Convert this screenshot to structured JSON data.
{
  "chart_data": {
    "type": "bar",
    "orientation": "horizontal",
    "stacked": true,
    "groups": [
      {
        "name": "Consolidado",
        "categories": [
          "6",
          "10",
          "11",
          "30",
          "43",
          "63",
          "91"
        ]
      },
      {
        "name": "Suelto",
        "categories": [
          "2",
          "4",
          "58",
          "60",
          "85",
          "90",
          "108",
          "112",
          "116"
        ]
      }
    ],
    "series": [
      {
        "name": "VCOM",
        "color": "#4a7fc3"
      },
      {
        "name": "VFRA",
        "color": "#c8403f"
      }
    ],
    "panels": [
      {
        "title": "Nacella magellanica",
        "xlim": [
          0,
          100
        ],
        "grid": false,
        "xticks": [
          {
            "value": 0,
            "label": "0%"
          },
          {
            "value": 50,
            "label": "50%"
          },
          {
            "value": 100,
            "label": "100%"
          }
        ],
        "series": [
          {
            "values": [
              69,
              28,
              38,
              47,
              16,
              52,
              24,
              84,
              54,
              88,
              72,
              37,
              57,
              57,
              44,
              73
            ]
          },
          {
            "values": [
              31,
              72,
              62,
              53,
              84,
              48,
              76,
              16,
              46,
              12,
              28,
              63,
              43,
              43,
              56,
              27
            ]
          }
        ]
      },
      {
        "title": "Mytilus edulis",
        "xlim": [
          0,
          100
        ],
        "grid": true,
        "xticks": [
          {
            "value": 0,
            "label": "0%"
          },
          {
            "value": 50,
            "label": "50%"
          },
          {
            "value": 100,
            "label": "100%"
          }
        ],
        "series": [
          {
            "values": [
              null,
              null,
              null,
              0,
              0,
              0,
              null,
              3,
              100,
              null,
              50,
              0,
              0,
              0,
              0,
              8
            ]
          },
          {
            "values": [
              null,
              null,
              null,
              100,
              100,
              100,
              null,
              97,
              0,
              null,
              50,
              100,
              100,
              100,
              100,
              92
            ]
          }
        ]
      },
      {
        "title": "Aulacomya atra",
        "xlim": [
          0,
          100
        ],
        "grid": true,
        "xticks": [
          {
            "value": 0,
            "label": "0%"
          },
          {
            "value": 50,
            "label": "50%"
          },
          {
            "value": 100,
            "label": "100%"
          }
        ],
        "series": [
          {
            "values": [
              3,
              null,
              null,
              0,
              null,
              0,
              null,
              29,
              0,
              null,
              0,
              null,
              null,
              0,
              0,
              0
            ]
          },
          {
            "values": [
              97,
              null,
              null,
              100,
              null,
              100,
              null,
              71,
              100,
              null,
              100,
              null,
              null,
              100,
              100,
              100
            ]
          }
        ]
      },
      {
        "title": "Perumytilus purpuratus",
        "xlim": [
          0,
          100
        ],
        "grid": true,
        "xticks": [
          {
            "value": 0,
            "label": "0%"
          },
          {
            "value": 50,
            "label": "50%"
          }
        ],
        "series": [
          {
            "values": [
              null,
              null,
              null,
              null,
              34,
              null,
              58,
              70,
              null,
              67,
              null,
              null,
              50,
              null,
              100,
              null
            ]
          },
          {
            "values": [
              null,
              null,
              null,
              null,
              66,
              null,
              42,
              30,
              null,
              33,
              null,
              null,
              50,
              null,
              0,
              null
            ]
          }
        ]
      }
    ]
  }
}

■ **DIRECTION**
The entries above should be repeated exactly, every one of them.

■ **COMPLETE OUTPUT**
Convert this screenshot to structured JSON data.
{
  "chart_data": {
    "type": "bar",
    "orientation": "horizontal",
    "stacked": true,
    "groups": [
      {
        "name": "Consolidado",
        "categories": [
          "6",
          "10",
          "11",
          "30",
          "43",
          "63",
          "91"
        ]
      },
      {
        "name": "Suelto",
        "categories": [
          "2",
          "4",
          "58",
          "60",
          "85",
          "90",
          "108",
          "112",
          "116"
        ]
      }
    ],
    "series": [
      {
        "name": "VCOM",
        "color": "#4a7fc3"
      },
      {
        "name": "VFRA",
        "color": "#c8403f"
      }
    ],
    "panels": [
      {
        "title": "Nacella magellanica",
        "xlim": [
          0,
          100
        ],
        "grid": false,
        "xticks": [
          {
            "value": 0,
            "label": "0%"
          },
          {
            "value": 50,
            "label": "50%"
          },
          {
            "value": 100,
            "label": "100%"
          }
        ],
        "series": [
          {
            "values": [
              69,
              28,
              38,
              47,
              16,
              52,
              24,
              84,
              54,
              88,
              72,
              37,
              57,
              57,
              44,
              73
            ]
          },
          {
            "values": [
              31,
              72,
              62,
              53,
              84,
              48,
              76,
              16,
              46,
              12,
              28,
              63,
              43,
              43,
              56,
              27
            ]
          }
        ]
      },
      {
        "title": "Mytilus edulis",
        "xlim": [
          0,
          100
        ],
        "grid": true,
        "xticks": [
          {
            "value": 0,
            "label": "0%"
          },
          {
            "value": 50,
            "label": "50%"
          },
          {
            "value": 100,
            "label": "100%"
          }
        ],
        "series": [
          {
            "values": [
              null,
              null,
              null,
              0,
              0,
              0,
              null,
              3,
              100,
              null,
              50,
              0,
              0,
              0,
              0,
              8
            ]
          },
          {
            "values": [
              null,
              null,
              null,
              100,
              100,
              100,
              null,
              97,
              0,
              null,
              50,
              100,
              100,
              100,
              100,
              92
            ]
          }
        ]
      },
      {
        "title": "Aulacomya atra",
        "xlim": [
          0,
          100
        ],
        "grid": true,
        "xticks": [
          {
            "value": 0,
            "label": "0%"
          },
          {
            "value": 50,
            "label": "50%"
          },
          {
            "value": 100,
            "label": "100%"
          }
        ],
        "series": [
          {
            "values": [
              3,
              null,
              null,
              0,
              null,
              0,
              null,
              29,
              0,
              null,
              0,
              null,
              null,
              0,
              0,
              0
            ]
          },
          {
            "values": [
              97,
              null,
              null,
              100,
              null,
              100,
              null,
              71,
              100,
              null,
              100,
              null,
              null,
              100,
              100,
              100
            ]
          }
        ]
      },
      {
        "title": "Perumytilus purpuratus",
        "xlim": [
          0,
          100
        ],
        "grid": true,
        "xticks": [
          {
            "value": 0,
            "label": "0%"
          },
          {
            "value": 50,
            "label": "50%"
          }
        ],
        "series": [
          {
            "values": [
              null,
              null,
              null,
              null,
              34,
              null,
              58,
              70,
              null,
              67,
              null,
              null,
              50,
              null,
              100,
              null
            ]
          },
          {
            "values": [
              null,
              null,
              null,
              null,
              66,
              null,
              42,
              30,
              null,
              33,
              null,
              null,
              50,
              null,
              0,
              null
            ]
          }
        ]
      }
    ]
  }
}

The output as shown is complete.